__Required task__. Copy every line of the listing that holds the string "twenty".

+++ Data rows

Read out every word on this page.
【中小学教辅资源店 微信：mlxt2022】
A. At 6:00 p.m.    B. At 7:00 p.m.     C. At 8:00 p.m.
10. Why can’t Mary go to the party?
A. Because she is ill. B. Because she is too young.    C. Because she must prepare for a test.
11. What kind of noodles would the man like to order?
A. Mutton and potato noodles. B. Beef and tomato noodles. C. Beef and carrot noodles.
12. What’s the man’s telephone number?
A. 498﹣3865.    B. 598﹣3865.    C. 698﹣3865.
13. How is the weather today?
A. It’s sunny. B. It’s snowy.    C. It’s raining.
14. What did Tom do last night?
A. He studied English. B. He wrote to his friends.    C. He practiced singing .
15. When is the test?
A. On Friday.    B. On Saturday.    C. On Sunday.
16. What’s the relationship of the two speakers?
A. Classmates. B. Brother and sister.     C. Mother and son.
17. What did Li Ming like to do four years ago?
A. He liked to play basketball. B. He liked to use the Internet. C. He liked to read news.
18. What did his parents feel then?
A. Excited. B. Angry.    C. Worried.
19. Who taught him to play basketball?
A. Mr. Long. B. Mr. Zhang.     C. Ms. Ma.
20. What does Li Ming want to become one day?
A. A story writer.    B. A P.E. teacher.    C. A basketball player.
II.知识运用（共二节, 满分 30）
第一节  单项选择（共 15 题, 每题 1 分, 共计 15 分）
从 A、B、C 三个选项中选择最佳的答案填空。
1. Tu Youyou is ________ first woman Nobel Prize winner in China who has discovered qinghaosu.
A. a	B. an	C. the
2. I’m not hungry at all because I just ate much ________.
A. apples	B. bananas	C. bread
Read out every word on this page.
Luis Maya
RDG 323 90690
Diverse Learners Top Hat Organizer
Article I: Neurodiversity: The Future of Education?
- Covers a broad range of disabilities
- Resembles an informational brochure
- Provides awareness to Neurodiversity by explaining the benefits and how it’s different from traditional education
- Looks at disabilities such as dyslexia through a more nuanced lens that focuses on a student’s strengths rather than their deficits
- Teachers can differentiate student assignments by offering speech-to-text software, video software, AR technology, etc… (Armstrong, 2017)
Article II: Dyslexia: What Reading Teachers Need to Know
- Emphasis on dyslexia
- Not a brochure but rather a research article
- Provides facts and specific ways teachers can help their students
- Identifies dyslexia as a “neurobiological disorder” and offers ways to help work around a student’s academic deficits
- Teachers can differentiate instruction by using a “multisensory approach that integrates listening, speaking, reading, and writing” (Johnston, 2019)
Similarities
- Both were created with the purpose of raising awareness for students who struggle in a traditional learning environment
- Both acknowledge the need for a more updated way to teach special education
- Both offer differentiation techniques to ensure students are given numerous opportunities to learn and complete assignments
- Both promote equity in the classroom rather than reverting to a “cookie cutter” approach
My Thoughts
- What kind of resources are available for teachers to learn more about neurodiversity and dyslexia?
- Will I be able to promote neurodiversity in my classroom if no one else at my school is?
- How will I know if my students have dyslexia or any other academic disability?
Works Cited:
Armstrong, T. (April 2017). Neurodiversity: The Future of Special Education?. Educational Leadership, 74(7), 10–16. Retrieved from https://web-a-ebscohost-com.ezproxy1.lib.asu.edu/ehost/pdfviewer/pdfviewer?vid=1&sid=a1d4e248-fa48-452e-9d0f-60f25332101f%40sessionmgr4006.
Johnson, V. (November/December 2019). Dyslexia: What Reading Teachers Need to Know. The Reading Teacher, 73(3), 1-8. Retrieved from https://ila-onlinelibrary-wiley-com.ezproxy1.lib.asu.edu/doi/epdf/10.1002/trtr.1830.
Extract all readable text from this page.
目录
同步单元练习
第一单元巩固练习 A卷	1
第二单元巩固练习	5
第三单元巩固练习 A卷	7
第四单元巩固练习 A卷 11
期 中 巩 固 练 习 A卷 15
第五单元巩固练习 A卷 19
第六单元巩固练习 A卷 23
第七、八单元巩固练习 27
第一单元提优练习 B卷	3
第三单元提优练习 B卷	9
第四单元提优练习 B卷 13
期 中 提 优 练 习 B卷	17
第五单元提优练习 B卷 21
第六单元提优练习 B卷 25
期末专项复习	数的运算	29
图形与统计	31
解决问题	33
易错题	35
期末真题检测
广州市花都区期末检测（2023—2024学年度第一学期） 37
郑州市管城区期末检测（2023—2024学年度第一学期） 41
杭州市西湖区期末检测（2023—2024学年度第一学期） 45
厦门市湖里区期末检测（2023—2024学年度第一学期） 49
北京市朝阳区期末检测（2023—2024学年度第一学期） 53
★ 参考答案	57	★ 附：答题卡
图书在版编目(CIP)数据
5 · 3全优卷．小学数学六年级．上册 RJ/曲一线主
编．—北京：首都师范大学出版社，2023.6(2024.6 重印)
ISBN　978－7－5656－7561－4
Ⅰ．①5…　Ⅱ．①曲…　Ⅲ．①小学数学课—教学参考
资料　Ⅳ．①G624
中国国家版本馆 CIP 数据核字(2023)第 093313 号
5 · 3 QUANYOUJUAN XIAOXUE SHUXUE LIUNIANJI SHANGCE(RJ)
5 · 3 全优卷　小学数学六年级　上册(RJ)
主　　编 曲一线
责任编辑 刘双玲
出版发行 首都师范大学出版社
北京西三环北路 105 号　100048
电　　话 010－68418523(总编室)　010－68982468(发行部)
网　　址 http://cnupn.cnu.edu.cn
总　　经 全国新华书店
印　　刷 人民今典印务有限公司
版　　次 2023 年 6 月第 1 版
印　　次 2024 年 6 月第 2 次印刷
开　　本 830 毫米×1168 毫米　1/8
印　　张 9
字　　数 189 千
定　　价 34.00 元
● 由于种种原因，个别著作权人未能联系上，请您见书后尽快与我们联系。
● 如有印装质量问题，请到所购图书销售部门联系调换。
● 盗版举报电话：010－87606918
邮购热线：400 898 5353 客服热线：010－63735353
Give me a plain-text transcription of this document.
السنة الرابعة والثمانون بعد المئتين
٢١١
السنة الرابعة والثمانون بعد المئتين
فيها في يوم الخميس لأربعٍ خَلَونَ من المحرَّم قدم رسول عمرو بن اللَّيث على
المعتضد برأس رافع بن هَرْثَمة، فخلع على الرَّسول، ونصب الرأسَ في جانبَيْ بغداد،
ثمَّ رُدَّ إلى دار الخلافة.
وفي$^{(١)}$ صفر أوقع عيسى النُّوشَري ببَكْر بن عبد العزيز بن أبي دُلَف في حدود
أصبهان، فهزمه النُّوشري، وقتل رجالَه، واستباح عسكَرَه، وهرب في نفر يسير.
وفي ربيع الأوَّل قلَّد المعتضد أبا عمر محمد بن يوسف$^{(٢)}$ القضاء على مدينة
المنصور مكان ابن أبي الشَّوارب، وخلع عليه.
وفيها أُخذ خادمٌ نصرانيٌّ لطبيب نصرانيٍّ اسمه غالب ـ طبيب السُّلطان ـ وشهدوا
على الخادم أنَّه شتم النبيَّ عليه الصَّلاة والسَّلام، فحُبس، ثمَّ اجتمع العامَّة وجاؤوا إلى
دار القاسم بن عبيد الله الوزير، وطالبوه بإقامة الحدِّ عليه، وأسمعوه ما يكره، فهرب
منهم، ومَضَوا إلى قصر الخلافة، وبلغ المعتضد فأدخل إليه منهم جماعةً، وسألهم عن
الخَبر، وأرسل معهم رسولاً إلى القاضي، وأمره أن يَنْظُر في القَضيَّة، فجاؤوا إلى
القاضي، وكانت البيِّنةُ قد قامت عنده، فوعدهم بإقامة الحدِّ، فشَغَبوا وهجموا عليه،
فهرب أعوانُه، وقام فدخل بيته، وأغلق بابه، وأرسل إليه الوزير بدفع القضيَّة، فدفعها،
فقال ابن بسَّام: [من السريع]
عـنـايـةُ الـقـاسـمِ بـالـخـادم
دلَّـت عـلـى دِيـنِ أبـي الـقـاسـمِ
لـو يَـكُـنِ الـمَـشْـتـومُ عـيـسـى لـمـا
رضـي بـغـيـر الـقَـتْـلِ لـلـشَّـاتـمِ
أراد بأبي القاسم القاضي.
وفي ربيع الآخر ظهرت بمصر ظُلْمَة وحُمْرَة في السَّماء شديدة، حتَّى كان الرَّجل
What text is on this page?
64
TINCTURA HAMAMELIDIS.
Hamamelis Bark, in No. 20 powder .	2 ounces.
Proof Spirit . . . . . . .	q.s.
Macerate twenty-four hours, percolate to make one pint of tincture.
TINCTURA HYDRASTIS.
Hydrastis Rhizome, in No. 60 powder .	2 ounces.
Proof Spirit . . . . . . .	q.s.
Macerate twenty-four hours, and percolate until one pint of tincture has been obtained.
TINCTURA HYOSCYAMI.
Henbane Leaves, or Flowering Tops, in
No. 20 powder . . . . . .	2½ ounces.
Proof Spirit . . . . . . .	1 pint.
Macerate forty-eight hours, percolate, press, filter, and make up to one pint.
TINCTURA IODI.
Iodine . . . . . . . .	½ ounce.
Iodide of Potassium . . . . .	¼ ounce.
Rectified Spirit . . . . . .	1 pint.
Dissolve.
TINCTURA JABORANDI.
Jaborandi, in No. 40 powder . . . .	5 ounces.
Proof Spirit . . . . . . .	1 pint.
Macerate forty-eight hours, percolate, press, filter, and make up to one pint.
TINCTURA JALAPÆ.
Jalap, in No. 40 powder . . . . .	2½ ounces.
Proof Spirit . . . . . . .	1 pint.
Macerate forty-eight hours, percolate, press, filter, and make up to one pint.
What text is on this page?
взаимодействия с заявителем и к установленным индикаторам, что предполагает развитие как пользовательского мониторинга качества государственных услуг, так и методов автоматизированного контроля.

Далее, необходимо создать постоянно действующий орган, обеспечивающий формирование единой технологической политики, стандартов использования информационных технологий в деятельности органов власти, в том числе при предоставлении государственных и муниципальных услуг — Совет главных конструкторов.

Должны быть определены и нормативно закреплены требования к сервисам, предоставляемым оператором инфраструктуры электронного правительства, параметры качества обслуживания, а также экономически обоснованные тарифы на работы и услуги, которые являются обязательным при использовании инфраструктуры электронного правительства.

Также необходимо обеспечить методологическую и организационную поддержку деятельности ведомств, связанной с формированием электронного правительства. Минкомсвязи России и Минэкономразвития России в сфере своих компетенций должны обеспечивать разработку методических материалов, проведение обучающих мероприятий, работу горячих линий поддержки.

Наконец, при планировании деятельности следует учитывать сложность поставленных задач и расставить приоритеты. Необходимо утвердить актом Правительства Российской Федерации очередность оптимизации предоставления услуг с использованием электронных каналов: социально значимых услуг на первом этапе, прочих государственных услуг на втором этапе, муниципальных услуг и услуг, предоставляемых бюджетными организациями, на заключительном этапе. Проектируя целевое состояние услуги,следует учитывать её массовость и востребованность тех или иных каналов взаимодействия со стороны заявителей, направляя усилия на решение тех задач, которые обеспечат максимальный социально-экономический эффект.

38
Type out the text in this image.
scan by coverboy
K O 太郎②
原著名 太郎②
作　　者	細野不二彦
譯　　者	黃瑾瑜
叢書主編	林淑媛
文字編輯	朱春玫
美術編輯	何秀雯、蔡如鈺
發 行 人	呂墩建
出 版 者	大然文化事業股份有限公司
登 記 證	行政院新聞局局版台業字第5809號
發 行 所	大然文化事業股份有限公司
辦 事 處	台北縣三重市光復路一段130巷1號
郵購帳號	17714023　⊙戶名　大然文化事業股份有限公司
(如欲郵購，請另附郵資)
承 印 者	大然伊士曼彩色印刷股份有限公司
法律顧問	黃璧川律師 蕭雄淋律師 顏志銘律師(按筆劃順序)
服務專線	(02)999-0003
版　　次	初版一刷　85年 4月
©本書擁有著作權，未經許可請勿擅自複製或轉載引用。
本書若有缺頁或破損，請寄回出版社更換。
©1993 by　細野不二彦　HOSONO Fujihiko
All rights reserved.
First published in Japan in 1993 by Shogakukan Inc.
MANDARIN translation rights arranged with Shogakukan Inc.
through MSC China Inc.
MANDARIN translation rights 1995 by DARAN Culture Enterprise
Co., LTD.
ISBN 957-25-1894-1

++++++

__Answer to the task__.
Macerate twenty-four hours, percolate to make one pint of tincture.
Macerate twenty-four hours, and percolate until one pint of tincture has been obtained.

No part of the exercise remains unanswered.